— START Material for this task —

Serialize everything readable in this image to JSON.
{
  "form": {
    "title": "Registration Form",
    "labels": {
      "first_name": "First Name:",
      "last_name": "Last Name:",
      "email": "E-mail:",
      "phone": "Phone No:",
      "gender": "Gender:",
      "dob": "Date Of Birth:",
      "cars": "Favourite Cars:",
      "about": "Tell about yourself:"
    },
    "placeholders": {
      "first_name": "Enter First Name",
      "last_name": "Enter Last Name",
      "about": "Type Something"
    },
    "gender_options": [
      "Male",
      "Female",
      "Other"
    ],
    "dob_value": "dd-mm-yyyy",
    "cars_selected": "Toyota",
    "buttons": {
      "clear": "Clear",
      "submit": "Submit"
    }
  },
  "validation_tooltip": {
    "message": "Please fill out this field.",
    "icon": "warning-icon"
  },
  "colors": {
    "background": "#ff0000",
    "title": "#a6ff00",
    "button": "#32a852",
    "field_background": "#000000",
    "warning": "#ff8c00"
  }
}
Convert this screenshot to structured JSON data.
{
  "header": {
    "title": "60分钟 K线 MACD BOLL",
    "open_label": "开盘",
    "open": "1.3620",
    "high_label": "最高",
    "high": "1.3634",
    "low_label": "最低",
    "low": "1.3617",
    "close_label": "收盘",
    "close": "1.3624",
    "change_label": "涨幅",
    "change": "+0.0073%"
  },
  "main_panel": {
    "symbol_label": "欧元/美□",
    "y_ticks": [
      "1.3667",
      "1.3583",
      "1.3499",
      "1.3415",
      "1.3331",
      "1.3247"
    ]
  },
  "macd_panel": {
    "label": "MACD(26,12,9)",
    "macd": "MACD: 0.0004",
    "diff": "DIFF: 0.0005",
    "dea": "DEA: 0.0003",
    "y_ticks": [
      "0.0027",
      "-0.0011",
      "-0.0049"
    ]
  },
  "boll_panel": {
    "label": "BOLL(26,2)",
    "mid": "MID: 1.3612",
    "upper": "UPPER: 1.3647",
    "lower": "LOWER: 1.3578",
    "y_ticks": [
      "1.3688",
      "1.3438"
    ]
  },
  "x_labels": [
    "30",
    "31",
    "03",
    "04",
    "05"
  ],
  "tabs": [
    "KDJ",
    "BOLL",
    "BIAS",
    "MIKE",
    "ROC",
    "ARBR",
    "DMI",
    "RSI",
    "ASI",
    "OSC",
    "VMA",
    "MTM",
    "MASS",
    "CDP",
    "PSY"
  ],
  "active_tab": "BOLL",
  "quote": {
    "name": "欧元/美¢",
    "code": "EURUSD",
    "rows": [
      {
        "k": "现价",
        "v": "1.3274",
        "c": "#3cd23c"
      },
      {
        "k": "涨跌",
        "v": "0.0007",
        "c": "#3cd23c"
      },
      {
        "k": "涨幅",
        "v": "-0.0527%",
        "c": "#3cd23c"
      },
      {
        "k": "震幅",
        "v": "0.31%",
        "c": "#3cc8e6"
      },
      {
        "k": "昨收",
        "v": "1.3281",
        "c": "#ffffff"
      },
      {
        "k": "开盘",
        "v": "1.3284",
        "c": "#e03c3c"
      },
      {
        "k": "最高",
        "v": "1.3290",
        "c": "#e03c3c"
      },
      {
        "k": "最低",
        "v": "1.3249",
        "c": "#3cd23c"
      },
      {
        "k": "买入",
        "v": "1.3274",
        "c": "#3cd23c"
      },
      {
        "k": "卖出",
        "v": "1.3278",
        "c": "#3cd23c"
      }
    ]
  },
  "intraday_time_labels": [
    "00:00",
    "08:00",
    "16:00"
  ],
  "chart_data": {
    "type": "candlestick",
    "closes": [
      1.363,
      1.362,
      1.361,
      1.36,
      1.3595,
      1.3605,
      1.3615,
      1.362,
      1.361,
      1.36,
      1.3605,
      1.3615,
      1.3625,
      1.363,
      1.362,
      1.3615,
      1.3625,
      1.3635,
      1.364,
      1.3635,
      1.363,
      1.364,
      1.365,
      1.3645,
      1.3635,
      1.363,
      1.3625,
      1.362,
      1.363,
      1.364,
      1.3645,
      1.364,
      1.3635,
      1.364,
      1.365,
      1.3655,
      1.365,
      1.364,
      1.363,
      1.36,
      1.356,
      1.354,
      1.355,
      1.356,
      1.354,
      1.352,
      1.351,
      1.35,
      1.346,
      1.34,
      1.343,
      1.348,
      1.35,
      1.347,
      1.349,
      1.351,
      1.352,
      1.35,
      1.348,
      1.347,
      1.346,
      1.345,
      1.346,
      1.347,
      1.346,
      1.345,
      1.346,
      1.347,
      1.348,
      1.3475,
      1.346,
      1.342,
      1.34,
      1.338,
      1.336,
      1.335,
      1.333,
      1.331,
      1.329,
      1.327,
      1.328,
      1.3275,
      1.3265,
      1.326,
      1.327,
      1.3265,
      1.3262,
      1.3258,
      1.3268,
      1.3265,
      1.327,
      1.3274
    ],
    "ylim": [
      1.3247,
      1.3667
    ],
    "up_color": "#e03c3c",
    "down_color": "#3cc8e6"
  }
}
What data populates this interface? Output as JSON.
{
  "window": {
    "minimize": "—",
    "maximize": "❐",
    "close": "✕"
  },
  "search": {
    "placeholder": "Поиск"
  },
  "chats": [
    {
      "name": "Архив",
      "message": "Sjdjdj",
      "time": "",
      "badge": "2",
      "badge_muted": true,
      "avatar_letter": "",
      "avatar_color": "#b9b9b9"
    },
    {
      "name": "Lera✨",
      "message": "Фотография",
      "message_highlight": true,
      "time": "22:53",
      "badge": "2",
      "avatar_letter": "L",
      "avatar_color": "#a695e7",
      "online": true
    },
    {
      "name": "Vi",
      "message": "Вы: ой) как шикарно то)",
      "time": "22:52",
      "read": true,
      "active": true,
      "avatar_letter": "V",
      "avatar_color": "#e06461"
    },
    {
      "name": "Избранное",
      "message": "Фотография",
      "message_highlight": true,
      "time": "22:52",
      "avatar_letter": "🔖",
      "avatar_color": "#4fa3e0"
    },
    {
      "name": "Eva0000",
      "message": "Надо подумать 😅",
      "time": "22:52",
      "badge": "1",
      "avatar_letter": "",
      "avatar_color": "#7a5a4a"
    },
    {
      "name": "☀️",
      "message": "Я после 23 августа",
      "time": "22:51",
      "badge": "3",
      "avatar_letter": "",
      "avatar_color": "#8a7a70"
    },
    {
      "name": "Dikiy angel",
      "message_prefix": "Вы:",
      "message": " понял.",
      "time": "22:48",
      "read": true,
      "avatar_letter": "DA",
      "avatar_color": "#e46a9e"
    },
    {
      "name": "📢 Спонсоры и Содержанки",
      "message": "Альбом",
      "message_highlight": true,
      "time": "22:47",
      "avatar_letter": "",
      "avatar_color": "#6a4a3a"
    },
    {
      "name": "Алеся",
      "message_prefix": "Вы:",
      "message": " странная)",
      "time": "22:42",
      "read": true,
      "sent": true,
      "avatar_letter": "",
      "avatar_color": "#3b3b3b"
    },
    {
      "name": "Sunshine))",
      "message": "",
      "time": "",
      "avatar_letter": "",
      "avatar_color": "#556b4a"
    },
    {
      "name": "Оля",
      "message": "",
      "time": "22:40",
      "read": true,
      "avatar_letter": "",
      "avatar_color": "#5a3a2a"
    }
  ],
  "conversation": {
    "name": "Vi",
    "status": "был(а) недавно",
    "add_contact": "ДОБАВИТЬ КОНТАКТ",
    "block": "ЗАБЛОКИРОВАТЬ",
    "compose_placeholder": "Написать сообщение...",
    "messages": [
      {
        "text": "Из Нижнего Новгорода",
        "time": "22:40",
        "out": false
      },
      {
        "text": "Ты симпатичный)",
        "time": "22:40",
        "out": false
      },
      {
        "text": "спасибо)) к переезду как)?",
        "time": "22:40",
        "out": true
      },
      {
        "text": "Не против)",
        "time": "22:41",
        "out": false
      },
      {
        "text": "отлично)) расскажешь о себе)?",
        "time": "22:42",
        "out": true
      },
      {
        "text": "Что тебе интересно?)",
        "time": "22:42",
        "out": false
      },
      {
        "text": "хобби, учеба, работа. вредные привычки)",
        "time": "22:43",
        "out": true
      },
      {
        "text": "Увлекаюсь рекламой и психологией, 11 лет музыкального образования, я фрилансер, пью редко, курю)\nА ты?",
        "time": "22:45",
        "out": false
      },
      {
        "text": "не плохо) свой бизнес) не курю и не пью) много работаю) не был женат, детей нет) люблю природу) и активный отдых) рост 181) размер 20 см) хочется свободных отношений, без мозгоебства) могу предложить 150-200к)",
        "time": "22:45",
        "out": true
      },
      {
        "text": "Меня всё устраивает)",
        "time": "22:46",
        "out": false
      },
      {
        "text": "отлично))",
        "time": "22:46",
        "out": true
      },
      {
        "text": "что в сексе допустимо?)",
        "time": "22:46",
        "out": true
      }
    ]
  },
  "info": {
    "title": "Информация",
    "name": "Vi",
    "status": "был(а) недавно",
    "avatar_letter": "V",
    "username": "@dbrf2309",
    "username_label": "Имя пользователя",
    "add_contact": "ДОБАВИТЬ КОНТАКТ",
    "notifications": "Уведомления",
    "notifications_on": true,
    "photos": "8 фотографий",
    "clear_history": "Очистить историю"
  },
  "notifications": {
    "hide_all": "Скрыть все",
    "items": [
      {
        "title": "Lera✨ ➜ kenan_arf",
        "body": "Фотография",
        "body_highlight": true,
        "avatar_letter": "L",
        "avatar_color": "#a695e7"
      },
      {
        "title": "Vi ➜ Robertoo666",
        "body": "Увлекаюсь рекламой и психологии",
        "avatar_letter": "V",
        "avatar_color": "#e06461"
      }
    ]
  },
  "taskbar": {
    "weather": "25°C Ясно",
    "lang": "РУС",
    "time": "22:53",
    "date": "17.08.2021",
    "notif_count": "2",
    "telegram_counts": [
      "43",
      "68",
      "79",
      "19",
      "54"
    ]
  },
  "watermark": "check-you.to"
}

— END Material for this task —

| Prompt |
List every line above that holds the word "Last".

| Task result |
      "last_name": "Last Name:",
      "last_name": "Enter Last Name",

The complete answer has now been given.